START Records shown

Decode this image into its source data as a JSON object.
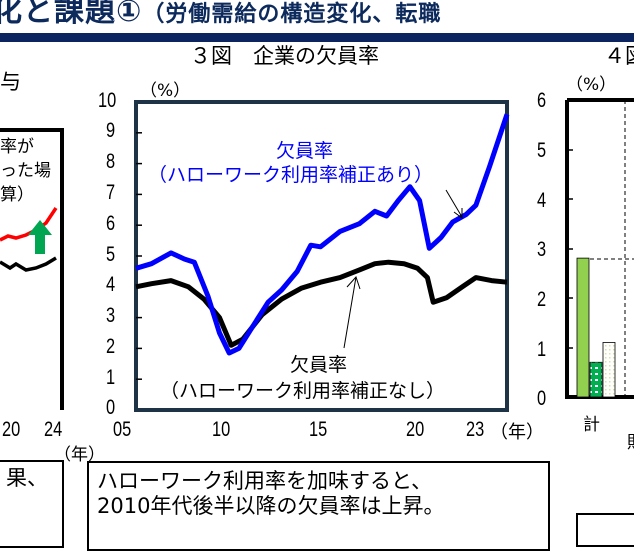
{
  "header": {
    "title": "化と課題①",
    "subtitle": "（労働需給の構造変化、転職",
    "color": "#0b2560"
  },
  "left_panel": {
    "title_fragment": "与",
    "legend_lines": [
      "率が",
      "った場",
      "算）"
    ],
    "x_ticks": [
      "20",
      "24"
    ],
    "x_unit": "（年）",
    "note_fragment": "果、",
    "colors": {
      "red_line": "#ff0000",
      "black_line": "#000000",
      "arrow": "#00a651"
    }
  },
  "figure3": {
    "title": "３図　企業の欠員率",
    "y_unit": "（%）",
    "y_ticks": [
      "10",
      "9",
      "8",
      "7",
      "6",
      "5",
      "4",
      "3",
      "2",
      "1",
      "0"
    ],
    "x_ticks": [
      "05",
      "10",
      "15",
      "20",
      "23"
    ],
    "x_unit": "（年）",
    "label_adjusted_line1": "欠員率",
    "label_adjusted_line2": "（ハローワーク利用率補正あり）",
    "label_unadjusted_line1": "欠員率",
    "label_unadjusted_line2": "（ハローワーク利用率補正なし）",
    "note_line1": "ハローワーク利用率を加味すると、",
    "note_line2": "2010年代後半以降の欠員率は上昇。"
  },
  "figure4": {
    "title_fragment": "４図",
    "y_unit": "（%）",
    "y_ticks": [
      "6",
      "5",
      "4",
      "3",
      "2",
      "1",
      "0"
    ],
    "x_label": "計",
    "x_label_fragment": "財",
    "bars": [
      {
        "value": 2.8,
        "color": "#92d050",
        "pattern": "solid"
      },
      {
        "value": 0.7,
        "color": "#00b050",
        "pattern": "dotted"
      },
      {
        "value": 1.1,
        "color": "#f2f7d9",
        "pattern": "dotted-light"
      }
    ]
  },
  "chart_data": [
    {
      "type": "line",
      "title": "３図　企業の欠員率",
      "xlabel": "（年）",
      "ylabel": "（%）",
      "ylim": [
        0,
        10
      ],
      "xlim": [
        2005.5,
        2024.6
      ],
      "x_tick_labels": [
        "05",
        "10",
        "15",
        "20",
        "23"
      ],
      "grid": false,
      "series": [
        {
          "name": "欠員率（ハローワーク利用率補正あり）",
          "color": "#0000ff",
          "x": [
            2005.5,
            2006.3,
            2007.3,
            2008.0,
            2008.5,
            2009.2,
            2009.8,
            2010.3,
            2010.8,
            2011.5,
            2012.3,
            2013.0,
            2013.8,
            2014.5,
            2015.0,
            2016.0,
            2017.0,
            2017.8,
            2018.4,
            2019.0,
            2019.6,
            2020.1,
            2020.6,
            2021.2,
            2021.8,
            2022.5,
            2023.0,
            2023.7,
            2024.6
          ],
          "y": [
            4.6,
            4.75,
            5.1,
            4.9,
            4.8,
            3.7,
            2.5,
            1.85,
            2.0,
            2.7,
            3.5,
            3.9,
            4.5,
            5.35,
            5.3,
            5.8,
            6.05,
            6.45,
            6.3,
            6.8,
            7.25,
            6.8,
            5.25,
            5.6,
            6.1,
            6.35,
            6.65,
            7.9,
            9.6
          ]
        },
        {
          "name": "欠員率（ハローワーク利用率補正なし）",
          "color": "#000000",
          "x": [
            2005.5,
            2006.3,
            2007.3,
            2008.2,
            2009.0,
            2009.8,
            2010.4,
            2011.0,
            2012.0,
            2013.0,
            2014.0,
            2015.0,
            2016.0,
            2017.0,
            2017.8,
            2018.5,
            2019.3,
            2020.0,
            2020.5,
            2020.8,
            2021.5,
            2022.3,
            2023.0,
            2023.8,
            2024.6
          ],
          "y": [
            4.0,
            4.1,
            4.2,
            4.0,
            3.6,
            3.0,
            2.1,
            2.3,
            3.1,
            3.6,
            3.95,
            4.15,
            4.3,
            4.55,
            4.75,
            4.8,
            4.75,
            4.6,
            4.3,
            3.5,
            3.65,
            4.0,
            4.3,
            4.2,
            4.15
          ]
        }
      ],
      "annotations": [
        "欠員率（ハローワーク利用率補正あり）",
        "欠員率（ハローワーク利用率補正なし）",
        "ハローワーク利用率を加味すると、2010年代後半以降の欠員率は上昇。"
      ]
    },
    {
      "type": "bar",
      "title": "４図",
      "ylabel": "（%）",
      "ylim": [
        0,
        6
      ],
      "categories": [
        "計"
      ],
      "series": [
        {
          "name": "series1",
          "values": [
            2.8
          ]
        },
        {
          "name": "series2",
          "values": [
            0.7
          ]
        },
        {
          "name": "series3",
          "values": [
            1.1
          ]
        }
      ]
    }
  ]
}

END Records shown
START Records shown

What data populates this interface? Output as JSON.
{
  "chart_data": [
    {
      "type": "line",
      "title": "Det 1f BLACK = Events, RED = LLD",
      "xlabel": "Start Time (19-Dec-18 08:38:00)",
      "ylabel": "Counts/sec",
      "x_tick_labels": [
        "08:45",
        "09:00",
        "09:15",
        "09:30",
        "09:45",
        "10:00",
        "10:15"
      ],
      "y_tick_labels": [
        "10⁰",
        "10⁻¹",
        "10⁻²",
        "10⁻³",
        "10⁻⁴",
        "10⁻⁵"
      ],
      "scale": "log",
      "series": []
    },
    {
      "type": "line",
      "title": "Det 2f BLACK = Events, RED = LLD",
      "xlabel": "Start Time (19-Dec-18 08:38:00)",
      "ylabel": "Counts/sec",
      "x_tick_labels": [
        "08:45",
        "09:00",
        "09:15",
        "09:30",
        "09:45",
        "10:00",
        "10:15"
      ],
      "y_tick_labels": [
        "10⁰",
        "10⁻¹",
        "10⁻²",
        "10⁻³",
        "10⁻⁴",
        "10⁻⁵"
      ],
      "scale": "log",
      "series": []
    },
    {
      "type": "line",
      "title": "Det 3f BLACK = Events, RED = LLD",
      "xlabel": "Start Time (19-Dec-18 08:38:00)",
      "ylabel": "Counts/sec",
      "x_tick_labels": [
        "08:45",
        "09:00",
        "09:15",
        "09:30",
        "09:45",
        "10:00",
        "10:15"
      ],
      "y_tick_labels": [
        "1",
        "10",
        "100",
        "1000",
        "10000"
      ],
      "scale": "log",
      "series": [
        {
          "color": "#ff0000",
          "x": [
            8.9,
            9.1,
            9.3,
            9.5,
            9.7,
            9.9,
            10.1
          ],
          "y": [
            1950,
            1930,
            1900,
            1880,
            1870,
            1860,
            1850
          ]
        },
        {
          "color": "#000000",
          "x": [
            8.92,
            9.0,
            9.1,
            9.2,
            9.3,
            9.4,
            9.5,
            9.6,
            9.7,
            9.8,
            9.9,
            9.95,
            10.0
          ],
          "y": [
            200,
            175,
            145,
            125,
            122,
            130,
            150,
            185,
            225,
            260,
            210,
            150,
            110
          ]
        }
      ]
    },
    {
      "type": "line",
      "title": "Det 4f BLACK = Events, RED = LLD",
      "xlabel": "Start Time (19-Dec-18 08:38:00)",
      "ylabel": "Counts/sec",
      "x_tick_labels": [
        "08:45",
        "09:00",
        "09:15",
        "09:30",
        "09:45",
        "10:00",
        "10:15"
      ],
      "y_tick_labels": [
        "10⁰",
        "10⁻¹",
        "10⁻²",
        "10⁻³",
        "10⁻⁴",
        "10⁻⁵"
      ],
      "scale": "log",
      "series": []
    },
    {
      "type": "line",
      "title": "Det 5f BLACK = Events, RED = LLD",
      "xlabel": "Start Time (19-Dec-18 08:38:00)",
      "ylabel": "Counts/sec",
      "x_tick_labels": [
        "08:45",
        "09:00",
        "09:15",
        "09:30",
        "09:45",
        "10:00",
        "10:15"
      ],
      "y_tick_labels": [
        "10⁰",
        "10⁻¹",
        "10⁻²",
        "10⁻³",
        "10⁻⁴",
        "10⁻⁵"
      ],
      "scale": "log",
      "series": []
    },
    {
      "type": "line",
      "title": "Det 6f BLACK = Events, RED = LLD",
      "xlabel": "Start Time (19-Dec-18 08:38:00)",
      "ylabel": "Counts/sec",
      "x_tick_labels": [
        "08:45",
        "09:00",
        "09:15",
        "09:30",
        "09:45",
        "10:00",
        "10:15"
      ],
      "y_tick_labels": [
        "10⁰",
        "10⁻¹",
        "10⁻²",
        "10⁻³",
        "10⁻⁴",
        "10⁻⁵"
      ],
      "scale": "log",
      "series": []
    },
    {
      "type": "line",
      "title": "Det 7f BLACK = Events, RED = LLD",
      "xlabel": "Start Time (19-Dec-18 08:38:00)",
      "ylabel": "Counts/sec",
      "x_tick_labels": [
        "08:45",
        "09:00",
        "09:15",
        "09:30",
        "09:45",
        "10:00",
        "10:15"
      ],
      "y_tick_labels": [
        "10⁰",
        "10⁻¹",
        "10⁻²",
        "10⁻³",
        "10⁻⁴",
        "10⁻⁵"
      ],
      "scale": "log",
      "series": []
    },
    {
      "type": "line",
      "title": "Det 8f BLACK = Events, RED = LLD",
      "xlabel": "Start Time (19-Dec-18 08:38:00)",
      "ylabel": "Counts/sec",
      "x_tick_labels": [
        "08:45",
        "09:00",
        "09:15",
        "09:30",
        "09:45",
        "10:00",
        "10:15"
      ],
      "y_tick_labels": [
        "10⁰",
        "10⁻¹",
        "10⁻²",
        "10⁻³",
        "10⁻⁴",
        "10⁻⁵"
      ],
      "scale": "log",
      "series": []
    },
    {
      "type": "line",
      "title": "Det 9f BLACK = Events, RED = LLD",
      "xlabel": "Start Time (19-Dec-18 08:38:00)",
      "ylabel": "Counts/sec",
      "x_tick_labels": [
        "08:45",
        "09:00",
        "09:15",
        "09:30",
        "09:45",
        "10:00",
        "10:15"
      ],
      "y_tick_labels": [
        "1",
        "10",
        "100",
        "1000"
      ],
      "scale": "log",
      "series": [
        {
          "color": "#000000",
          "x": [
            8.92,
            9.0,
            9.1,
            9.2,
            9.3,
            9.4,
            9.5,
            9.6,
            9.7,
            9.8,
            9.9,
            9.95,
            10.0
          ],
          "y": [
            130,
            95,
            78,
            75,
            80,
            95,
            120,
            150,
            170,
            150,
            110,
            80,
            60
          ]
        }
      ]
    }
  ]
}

END Records shown

#### Exercise prompt
Copy every line that contains the string "ハローワーク利用率補正なし".

#### Written solution
    "label_unadjusted_line2": "（ハローワーク利用率補正なし）",
          "name": "欠員率（ハローワーク利用率補正なし）",
        "欠員率（ハローワーク利用率補正なし）",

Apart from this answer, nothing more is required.